# What you will do
Set down each entry exactly as given; pictures should not appear in the copy.

# Recorded information
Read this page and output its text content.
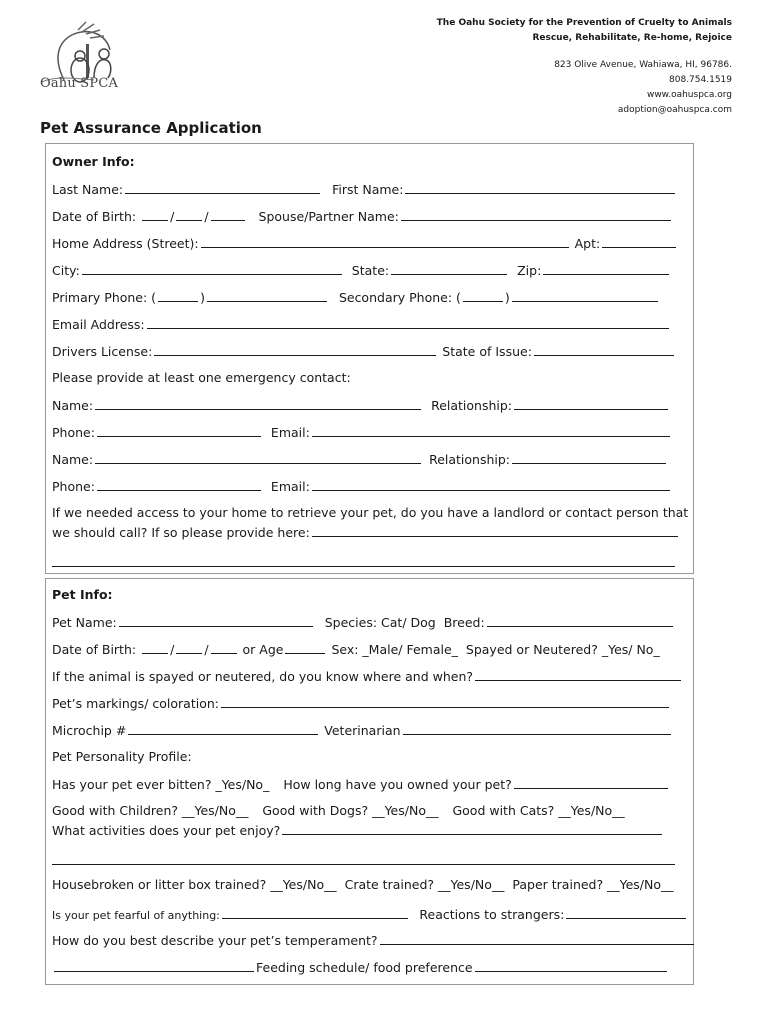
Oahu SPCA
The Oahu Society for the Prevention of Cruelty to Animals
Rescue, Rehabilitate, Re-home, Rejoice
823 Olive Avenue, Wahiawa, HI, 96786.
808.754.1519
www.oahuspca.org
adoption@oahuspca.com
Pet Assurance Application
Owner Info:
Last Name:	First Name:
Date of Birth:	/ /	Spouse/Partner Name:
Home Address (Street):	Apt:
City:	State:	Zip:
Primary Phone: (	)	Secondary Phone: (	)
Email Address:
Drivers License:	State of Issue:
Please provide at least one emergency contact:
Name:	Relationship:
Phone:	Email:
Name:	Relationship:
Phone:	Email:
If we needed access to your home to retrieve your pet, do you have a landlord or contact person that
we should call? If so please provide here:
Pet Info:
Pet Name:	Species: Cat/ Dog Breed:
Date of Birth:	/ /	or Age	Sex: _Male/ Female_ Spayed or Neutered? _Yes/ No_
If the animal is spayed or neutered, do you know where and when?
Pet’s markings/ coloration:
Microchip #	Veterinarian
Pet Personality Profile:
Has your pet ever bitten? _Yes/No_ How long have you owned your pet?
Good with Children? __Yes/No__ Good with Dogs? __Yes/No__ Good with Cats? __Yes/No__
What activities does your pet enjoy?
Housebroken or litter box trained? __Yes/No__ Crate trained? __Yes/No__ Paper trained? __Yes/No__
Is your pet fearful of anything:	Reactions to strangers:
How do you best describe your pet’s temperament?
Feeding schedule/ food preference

# Correct output
Read this page and output its text content.
Oahu SPCA
The Oahu Society for the Prevention of Cruelty to Animals
Rescue, Rehabilitate, Re-home, Rejoice
823 Olive Avenue, Wahiawa, HI, 96786.
808.754.1519
www.oahuspca.org
adoption@oahuspca.com
Pet Assurance Application
Owner Info:
Last Name:	First Name:
Date of Birth:	/ /	Spouse/Partner Name:
Home Address (Street):	Apt:
City:	State:	Zip:
Primary Phone: (	)	Secondary Phone: (	)
Email Address:
Drivers License:	State of Issue:
Please provide at least one emergency contact:
Name:	Relationship:
Phone:	Email:
Name:	Relationship:
Phone:	Email:
If we needed access to your home to retrieve your pet, do you have a landlord or contact person that
we should call? If so please provide here:
Pet Info:
Pet Name:	Species: Cat/ Dog Breed:
Date of Birth:	/ /	or Age	Sex: _Male/ Female_ Spayed or Neutered? _Yes/ No_
If the animal is spayed or neutered, do you know where and when?
Pet’s markings/ coloration:
Microchip #	Veterinarian
Pet Personality Profile:
Has your pet ever bitten? _Yes/No_ How long have you owned your pet?
Good with Children? __Yes/No__ Good with Dogs? __Yes/No__ Good with Cats? __Yes/No__
What activities does your pet enjoy?
Housebroken or litter box trained? __Yes/No__ Crate trained? __Yes/No__ Paper trained? __Yes/No__
Is your pet fearful of anything:	Reactions to strangers:
How do you best describe your pet’s temperament?
Feeding schedule/ food preference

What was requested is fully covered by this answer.